→ **Given task**: Find the word "Chiasso" in the records below. List each line containing it.

→ **Records to use**:
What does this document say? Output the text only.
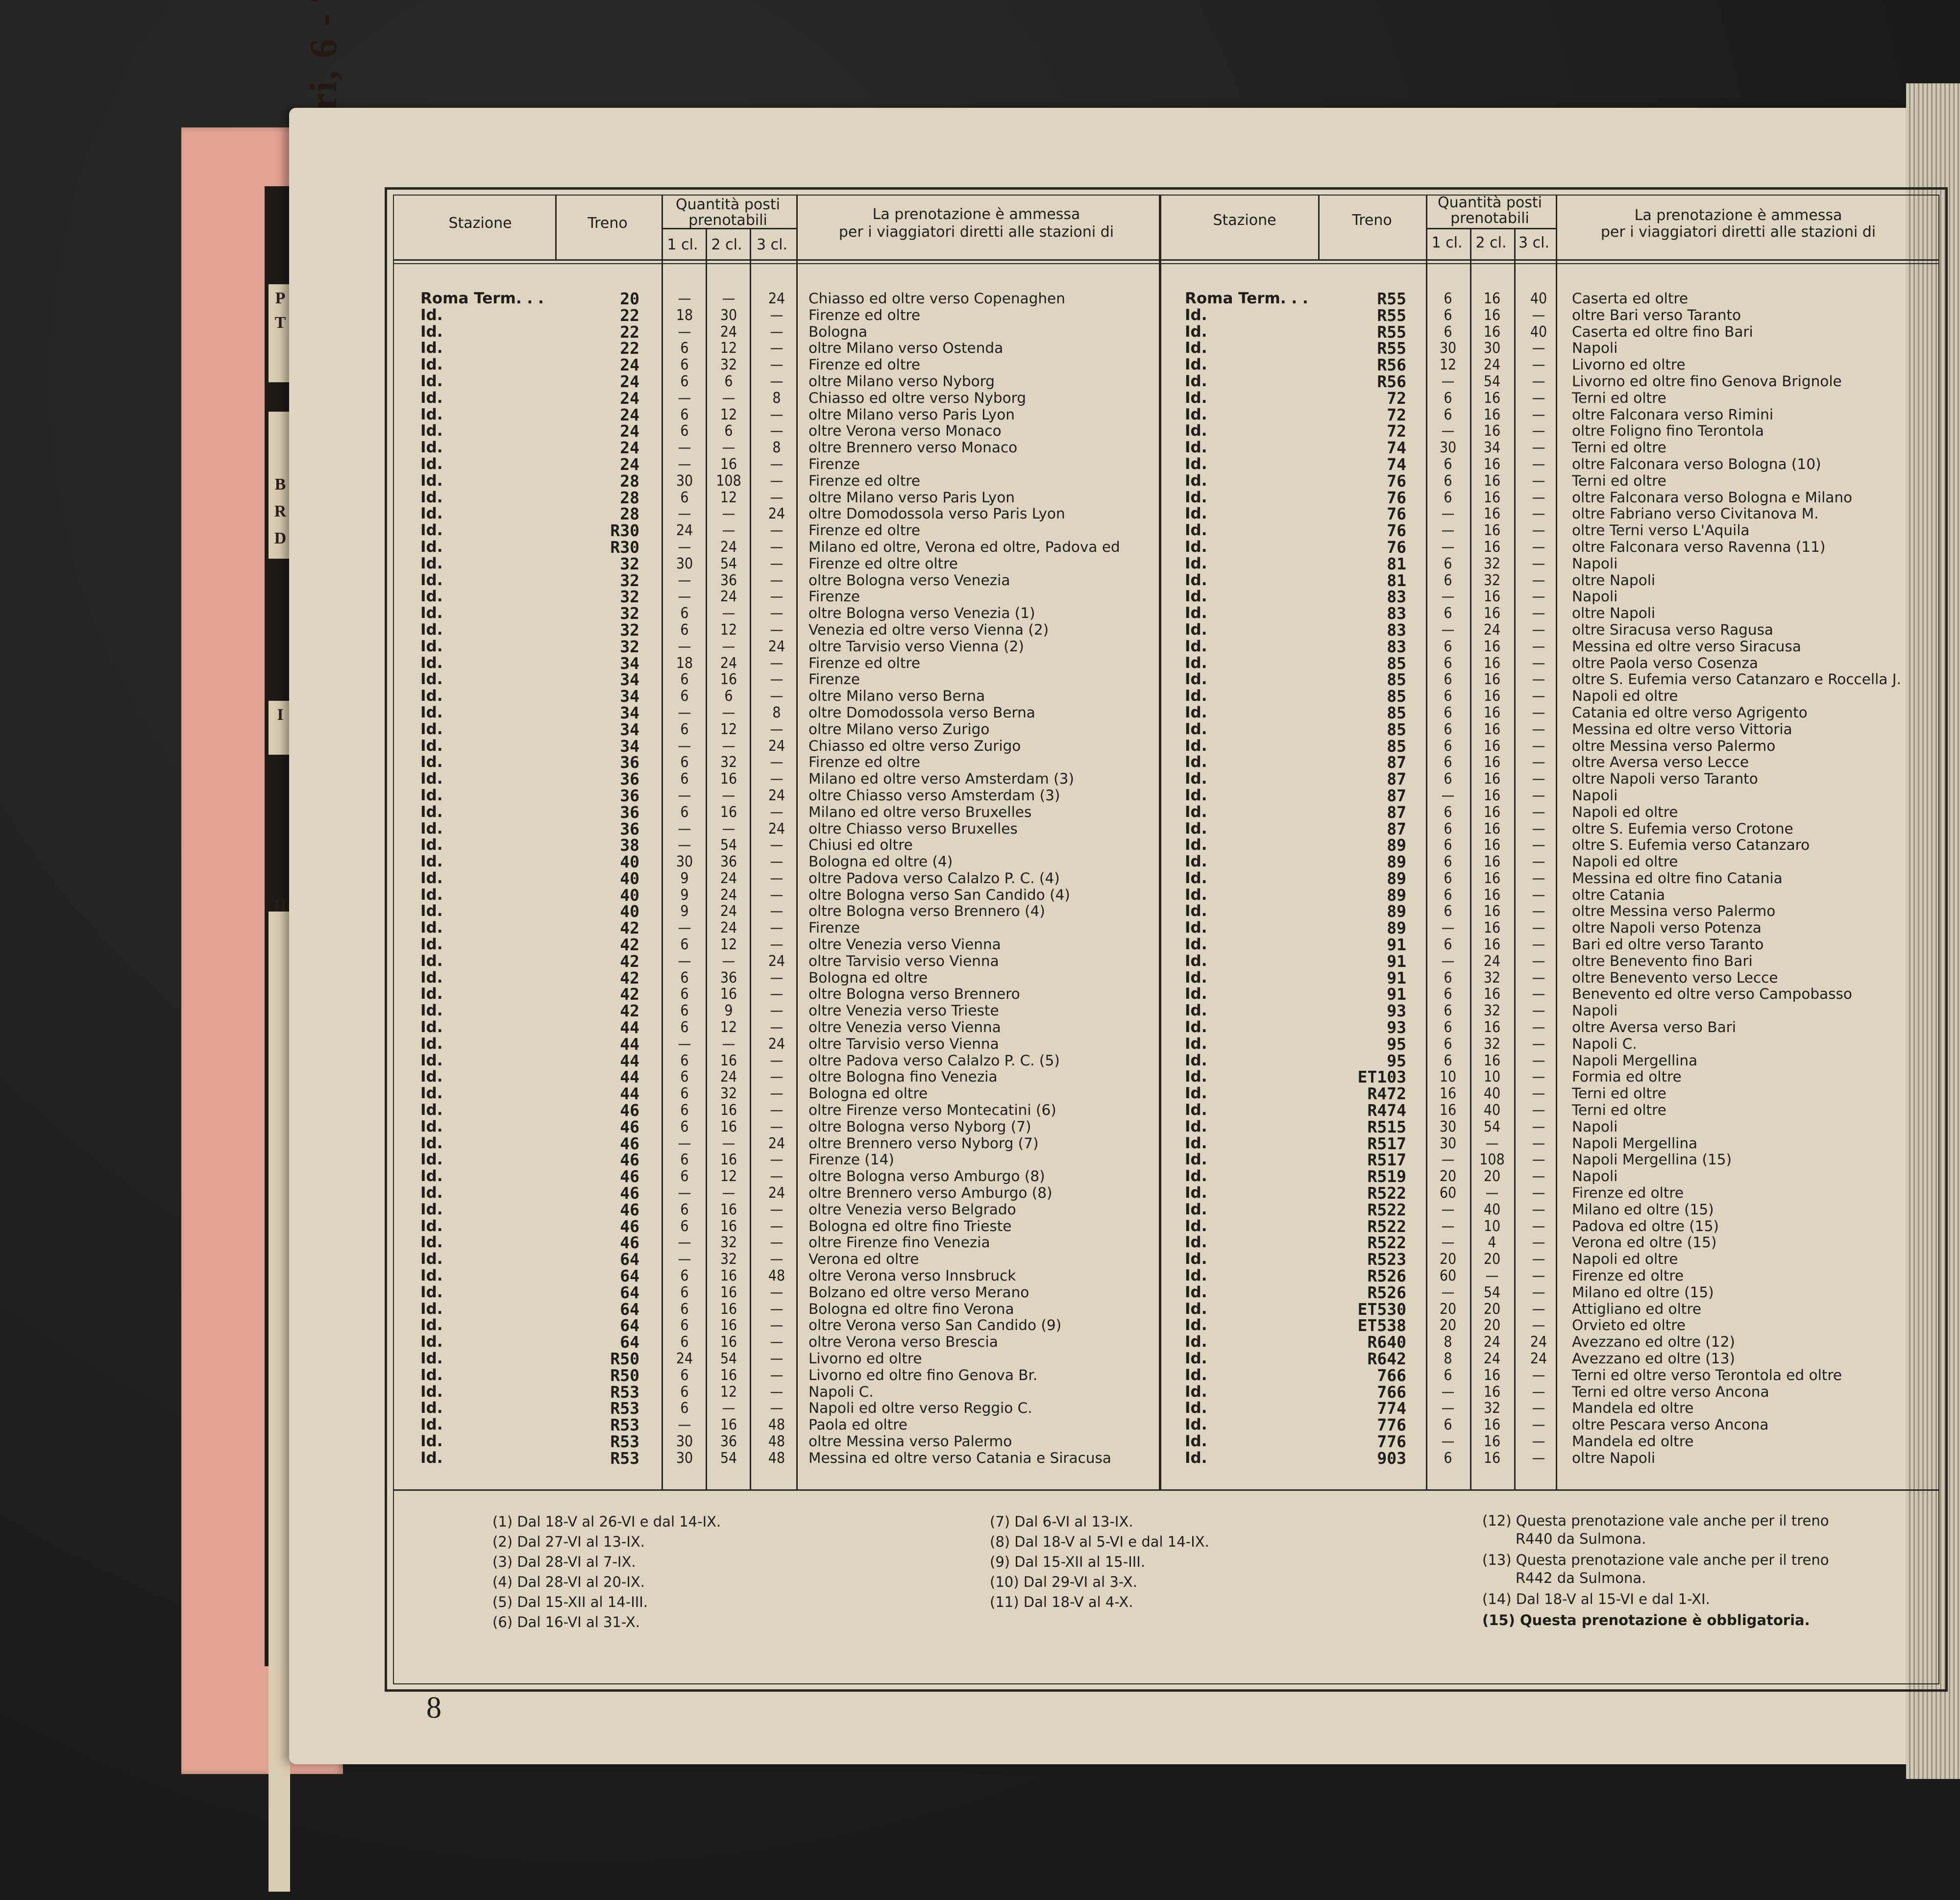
P
T
B
R
D
I
H
Stazione	Treno
Quantità posti
prenotabili
1 cl. 2 cl. 3 cl.
La prenotazione è ammessa
per i viaggiatori diretti alle stazioni di
Stazione	Treno
Quantità posti
prenotabili
1 cl. 2 cl. 3 cl.
La prenotazione è ammessa
per i viaggiatori diretti alle stazioni di
Roma Term. . .	20	—	—	24	Chiasso ed oltre verso Copenaghen
Id.	22	18	30	—	Firenze ed oltre
Id.	22	—	24	—	Bologna
Id.	22	6	12	—	oltre Milano verso Ostenda
Id.	24	6	32	—	Firenze ed oltre
Id.	24	6	6	—	oltre Milano verso Nyborg
Id.	24	—	—	8	Chiasso ed oltre verso Nyborg
Id.	24	6	12	—	oltre Milano verso Paris Lyon
Id.	24	6	6	—	oltre Verona verso Monaco
Id.	24	—	—	8	oltre Brennero verso Monaco
Id.	24	—	16	—	Firenze
Id.	28	30	108	—	Firenze ed oltre
Id.	28	6	12	—	oltre Milano verso Paris Lyon
Id.	28	—	—	24	oltre Domodossola verso Paris Lyon
Id.	R30	24	—	—	Firenze ed oltre
Id.	R30	—	24	—	Milano ed oltre, Verona ed oltre, Padova ed
Id.	32	30	54	—	Firenze ed oltre oltre
Id.	32	—	36	—	oltre Bologna verso Venezia
Id.	32	—	24	—	Firenze
Id.	32	6	—	—	oltre Bologna verso Venezia (1)
Id.	32	6	12	—	Venezia ed oltre verso Vienna (2)
Id.	32	—	—	24	oltre Tarvisio verso Vienna (2)
Id.	34	18	24	—	Firenze ed oltre
Id.	34	6	16	—	Firenze
Id.	34	6	6	—	oltre Milano verso Berna
Id.	34	—	—	8	oltre Domodossola verso Berna
Id.	34	6	12	—	oltre Milano verso Zurigo
Id.	34	—	—	24	Chiasso ed oltre verso Zurigo
Id.	36	6	32	—	Firenze ed oltre
Id.	36	6	16	—	Milano ed oltre verso Amsterdam (3)
Id.	36	—	—	24	oltre Chiasso verso Amsterdam (3)
Id.	36	6	16	—	Milano ed oltre verso Bruxelles
Id.	36	—	—	24	oltre Chiasso verso Bruxelles
Id.	38	—	54	—	Chiusi ed oltre
Id.	40	30	36	—	Bologna ed oltre (4)
Id.	40	9	24	—	oltre Padova verso Calalzo P. C. (4)
Id.	40	9	24	—	oltre Bologna verso San Candido (4)
Id.	40	9	24	—	oltre Bologna verso Brennero (4)
Id.	42	—	24	—	Firenze
Id.	42	6	12	—	oltre Venezia verso Vienna
Id.	42	—	—	24	oltre Tarvisio verso Vienna
Id.	42	6	36	—	Bologna ed oltre
Id.	42	6	16	—	oltre Bologna verso Brennero
Id.	42	6	9	—	oltre Venezia verso Trieste
Id.	44	6	12	—	oltre Venezia verso Vienna
Id.	44	—	—	24	oltre Tarvisio verso Vienna
Id.	44	6	16	—	oltre Padova verso Calalzo P. C. (5)
Id.	44	6	24	—	oltre Bologna fino Venezia
Id.	44	6	32	—	Bologna ed oltre
Id.	46	6	16	—	oltre Firenze verso Montecatini (6)
Id.	46	6	16	—	oltre Bologna verso Nyborg (7)
Id.	46	—	—	24	oltre Brennero verso Nyborg (7)
Id.	46	6	16	—	Firenze (14)
Id.	46	6	12	—	oltre Bologna verso Amburgo (8)
Id.	46	—	—	24	oltre Brennero verso Amburgo (8)
Id.	46	6	16	—	oltre Venezia verso Belgrado
Id.	46	6	16	—	Bologna ed oltre fino Trieste
Id.	46	—	32	—	oltre Firenze fino Venezia
Id.	64	—	32	—	Verona ed oltre
Id.	64	6	16	48	oltre Verona verso Innsbruck
Id.	64	6	16	—	Bolzano ed oltre verso Merano
Id.	64	6	16	—	Bologna ed oltre fino Verona
Id.	64	6	16	—	oltre Verona verso San Candido (9)
Id.	64	6	16	—	oltre Verona verso Brescia
Id.	R50	24	54	—	Livorno ed oltre
Id.	R50	6	16	—	Livorno ed oltre fino Genova Br.
Id.	R53	6	12	—	Napoli C.
Id.	R53	6	—	—	Napoli ed oltre verso Reggio C.
Id.	R53	—	16	48	Paola ed oltre
Id.	R53	30	36	48	oltre Messina verso Palermo
Id.	R53	30	54	48	Messina ed oltre verso Catania e Siracusa
Roma Term. . .	R55	6	16	40	Caserta ed oltre
Id.	R55	6	16	—	oltre Bari verso Taranto
Id.	R55	6	16	40	Caserta ed oltre fino Bari
Id.	R55	30	30	—	Napoli
Id.	R56	12	24	—	Livorno ed oltre
Id.	R56	—	54	—	Livorno ed oltre fino Genova Brignole
Id.	72	6	16	—	Terni ed oltre
Id.	72	6	16	—	oltre Falconara verso Rimini
Id.	72	—	16	—	oltre Foligno fino Terontola
Id.	74	30	34	—	Terni ed oltre
Id.	74	6	16	—	oltre Falconara verso Bologna (10)
Id.	76	6	16	—	Terni ed oltre
Id.	76	6	16	—	oltre Falconara verso Bologna e Milano
Id.	76	—	16	—	oltre Fabriano verso Civitanova M.
Id.	76	—	16	—	oltre Terni verso L'Aquila
Id.	76	—	16	—	oltre Falconara verso Ravenna (11)
Id.	81	6	32	—	Napoli
Id.	81	6	32	—	oltre Napoli
Id.	83	—	16	—	Napoli
Id.	83	6	16	—	oltre Napoli
Id.	83	—	24	—	oltre Siracusa verso Ragusa
Id.	83	6	16	—	Messina ed oltre verso Siracusa
Id.	85	6	16	—	oltre Paola verso Cosenza
Id.	85	6	16	—	oltre S. Eufemia verso Catanzaro e Roccella J.
Id.	85	6	16	—	Napoli ed oltre
Id.	85	6	16	—	Catania ed oltre verso Agrigento
Id.	85	6	16	—	Messina ed oltre verso Vittoria
Id.	85	6	16	—	oltre Messina verso Palermo
Id.	87	6	16	—	oltre Aversa verso Lecce
Id.	87	6	16	—	oltre Napoli verso Taranto
Id.	87	—	16	—	Napoli
Id.	87	6	16	—	Napoli ed oltre
Id.	87	6	16	—	oltre S. Eufemia verso Crotone
Id.	89	6	16	—	oltre S. Eufemia verso Catanzaro
Id.	89	6	16	—	Napoli ed oltre
Id.	89	6	16	—	Messina ed oltre fino Catania
Id.	89	6	16	—	oltre Catania
Id.	89	6	16	—	oltre Messina verso Palermo
Id.	89	—	16	—	oltre Napoli verso Potenza
Id.	91	6	16	—	Bari ed oltre verso Taranto
Id.	91	—	24	—	oltre Benevento fino Bari
Id.	91	6	32	—	oltre Benevento verso Lecce
Id.	91	6	16	—	Benevento ed oltre verso Campobasso
Id.	93	6	32	—	Napoli
Id.	93	6	16	—	oltre Aversa verso Bari
Id.	95	6	32	—	Napoli C.
Id.	95	6	16	—	Napoli Mergellina
Id.	ET103	10	10	—	Formia ed oltre
Id.	R472	16	40	—	Terni ed oltre
Id.	R474	16	40	—	Terni ed oltre
Id.	R515	30	54	—	Napoli
Id.	R517	30	—	—	Napoli Mergellina
Id.	R517	—	108	—	Napoli Mergellina (15)
Id.	R519	20	20	—	Napoli
Id.	R522	60	—	—	Firenze ed oltre
Id.	R522	—	40	—	Milano ed oltre (15)
Id.	R522	—	10	—	Padova ed oltre (15)
Id.	R522	—	4	—	Verona ed oltre (15)
Id.	R523	20	20	—	Napoli ed oltre
Id.	R526	60	—	—	Firenze ed oltre
Id.	R526	—	54	—	Milano ed oltre (15)
Id.	ET530	20	20	—	Attigliano ed oltre
Id.	ET538	20	20	—	Orvieto ed oltre
Id.	R640	8	24	24	Avezzano ed oltre (12)
Id.	R642	8	24	24	Avezzano ed oltre (13)
Id.	766	6	16	—	Terni ed oltre verso Terontola ed oltre
Id.	766	—	16	—	Terni ed oltre verso Ancona
Id.	774	—	32	—	Mandela ed oltre
Id.	776	6	16	—	oltre Pescara verso Ancona
Id.	776	—	16	—	Mandela ed oltre
Id.	903	6	16	—	oltre Napoli
(1) Dal 18-V al 26-VI e dal 14-IX.
(2) Dal 27-VI al 13-IX.
(3) Dal 28-VI al 7-IX.
(4) Dal 28-VI al 20-IX.
(5) Dal 15-XII al 14-III.
(6) Dal 16-VI al 31-X.
(7) Dal 6-VI al 13-IX.
(8) Dal 18-V al 5-VI e dal 14-IX.
(9) Dal 15-XII al 15-III.
(10) Dal 29-VI al 3-X.
(11) Dal 18-V al 4-X.
(12) Questa prenotazione vale anche per il treno
R440 da Sulmona.
(13) Questa prenotazione vale anche per il treno
R442 da Sulmona.
(14) Dal 18-V al 15-VI e dal 1-XI.
(15) Questa prenotazione è obbligatoria.
8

→ **Output for this exercise**:
Roma Term. . .	20	—	—	24	Chiasso ed oltre verso Copenaghen
Id.	24	—	—	8	Chiasso ed oltre verso Nyborg
Id.	34	—	—	24	Chiasso ed oltre verso Zurigo
Id.	36	—	—	24	oltre Chiasso verso Amsterdam (3)
Id.	36	—	—	24	oltre Chiasso verso Bruxelles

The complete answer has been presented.